SET TASK –
Repeat the material verbatim and drop the pictures.

PROVIDED RECORDS –
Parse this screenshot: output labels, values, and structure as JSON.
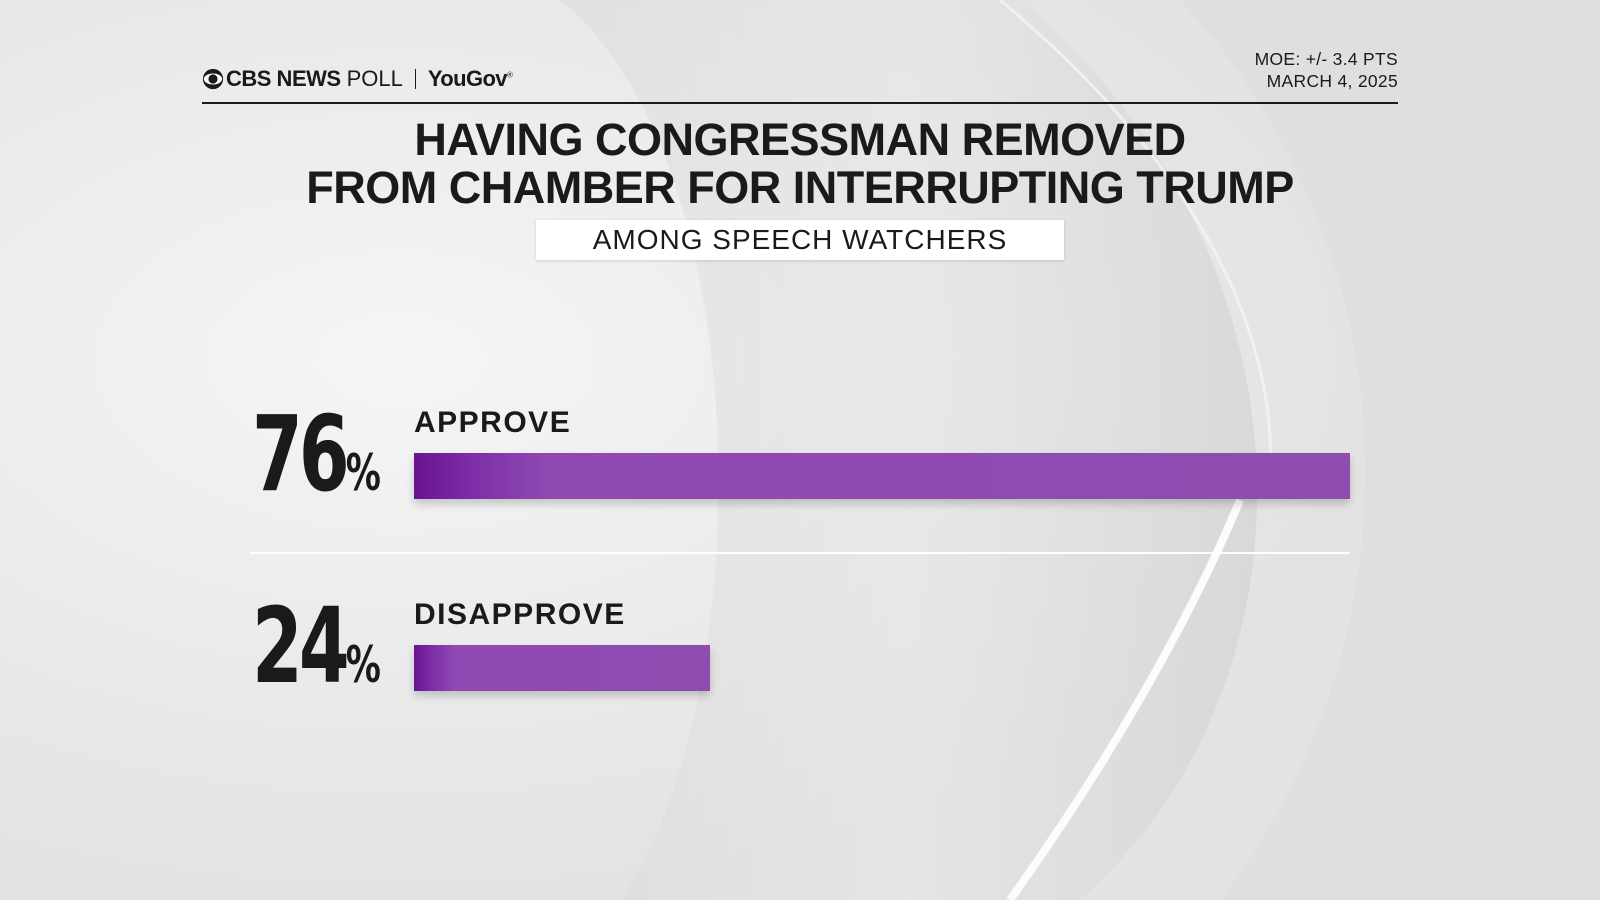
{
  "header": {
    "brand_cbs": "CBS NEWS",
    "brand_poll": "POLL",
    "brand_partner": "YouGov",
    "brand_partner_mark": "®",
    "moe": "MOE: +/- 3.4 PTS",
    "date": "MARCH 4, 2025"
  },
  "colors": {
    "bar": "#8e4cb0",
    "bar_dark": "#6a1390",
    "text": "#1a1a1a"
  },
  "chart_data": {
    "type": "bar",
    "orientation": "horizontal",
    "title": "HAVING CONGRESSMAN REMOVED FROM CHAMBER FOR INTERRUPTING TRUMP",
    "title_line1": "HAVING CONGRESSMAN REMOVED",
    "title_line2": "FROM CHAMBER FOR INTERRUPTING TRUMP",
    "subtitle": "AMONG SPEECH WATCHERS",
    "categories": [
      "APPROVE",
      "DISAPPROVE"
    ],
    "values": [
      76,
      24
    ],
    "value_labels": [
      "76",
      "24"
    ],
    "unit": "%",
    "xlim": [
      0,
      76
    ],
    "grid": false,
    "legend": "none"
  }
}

ANSWER TO THIS PROBLEM –
Parse this screenshot: output labels, values, and structure as JSON.
{
  "header": {
    "brand_cbs": "CBS NEWS",
    "brand_poll": "POLL",
    "brand_partner": "YouGov",
    "brand_partner_mark": "®",
    "moe": "MOE: +/- 3.4 PTS",
    "date": "MARCH 4, 2025"
  },
  "colors": {
    "bar": "#8e4cb0",
    "bar_dark": "#6a1390",
    "text": "#1a1a1a"
  },
  "chart_data": {
    "type": "bar",
    "orientation": "horizontal",
    "title": "HAVING CONGRESSMAN REMOVED FROM CHAMBER FOR INTERRUPTING TRUMP",
    "title_line1": "HAVING CONGRESSMAN REMOVED",
    "title_line2": "FROM CHAMBER FOR INTERRUPTING TRUMP",
    "subtitle": "AMONG SPEECH WATCHERS",
    "categories": [
      "APPROVE",
      "DISAPPROVE"
    ],
    "values": [
      76,
      24
    ],
    "value_labels": [
      "76",
      "24"
    ],
    "unit": "%",
    "xlim": [
      0,
      76
    ],
    "grid": false,
    "legend": "none"
  }
}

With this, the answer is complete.